** Work to do **
Extract every entry word for word.

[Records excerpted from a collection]
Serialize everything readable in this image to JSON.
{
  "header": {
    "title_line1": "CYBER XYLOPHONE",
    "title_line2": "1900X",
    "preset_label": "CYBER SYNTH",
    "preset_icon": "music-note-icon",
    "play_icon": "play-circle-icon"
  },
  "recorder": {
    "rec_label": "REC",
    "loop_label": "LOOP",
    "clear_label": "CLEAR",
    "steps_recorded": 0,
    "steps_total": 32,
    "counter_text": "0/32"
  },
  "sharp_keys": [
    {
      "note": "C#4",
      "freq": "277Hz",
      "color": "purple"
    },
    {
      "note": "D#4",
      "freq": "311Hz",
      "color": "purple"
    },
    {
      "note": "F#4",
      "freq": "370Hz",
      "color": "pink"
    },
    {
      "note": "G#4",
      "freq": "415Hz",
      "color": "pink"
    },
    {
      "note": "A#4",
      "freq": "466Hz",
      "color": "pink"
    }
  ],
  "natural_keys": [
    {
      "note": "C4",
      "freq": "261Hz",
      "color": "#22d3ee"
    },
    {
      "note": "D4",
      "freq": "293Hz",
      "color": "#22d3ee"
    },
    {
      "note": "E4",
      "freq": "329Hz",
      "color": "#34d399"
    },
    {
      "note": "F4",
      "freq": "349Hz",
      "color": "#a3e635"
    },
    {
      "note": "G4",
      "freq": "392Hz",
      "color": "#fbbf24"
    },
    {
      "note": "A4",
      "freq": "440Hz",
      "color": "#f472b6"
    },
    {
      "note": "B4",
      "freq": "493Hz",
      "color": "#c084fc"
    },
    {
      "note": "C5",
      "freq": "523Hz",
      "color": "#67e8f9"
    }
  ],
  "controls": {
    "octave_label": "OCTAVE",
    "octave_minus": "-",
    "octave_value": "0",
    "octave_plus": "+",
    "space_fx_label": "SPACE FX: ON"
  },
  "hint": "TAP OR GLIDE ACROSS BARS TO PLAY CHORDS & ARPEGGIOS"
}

** Response to the exercise **
Serialize everything readable in this image to JSON.
{
  "header": {
    "title_line1": "CYBER XYLOPHONE",
    "title_line2": "1900X",
    "preset_label": "CYBER SYNTH",
    "preset_icon": "music-note-icon",
    "play_icon": "play-circle-icon"
  },
  "recorder": {
    "rec_label": "REC",
    "loop_label": "LOOP",
    "clear_label": "CLEAR",
    "steps_recorded": 0,
    "steps_total": 32,
    "counter_text": "0/32"
  },
  "sharp_keys": [
    {
      "note": "C#4",
      "freq": "277Hz",
      "color": "purple"
    },
    {
      "note": "D#4",
      "freq": "311Hz",
      "color": "purple"
    },
    {
      "note": "F#4",
      "freq": "370Hz",
      "color": "pink"
    },
    {
      "note": "G#4",
      "freq": "415Hz",
      "color": "pink"
    },
    {
      "note": "A#4",
      "freq": "466Hz",
      "color": "pink"
    }
  ],
  "natural_keys": [
    {
      "note": "C4",
      "freq": "261Hz",
      "color": "#22d3ee"
    },
    {
      "note": "D4",
      "freq": "293Hz",
      "color": "#22d3ee"
    },
    {
      "note": "E4",
      "freq": "329Hz",
      "color": "#34d399"
    },
    {
      "note": "F4",
      "freq": "349Hz",
      "color": "#a3e635"
    },
    {
      "note": "G4",
      "freq": "392Hz",
      "color": "#fbbf24"
    },
    {
      "note": "A4",
      "freq": "440Hz",
      "color": "#f472b6"
    },
    {
      "note": "B4",
      "freq": "493Hz",
      "color": "#c084fc"
    },
    {
      "note": "C5",
      "freq": "523Hz",
      "color": "#67e8f9"
    }
  ],
  "controls": {
    "octave_label": "OCTAVE",
    "octave_minus": "-",
    "octave_value": "0",
    "octave_plus": "+",
    "space_fx_label": "SPACE FX: ON"
  },
  "hint": "TAP OR GLIDE ACROSS BARS TO PLAY CHORDS & ARPEGGIOS"
}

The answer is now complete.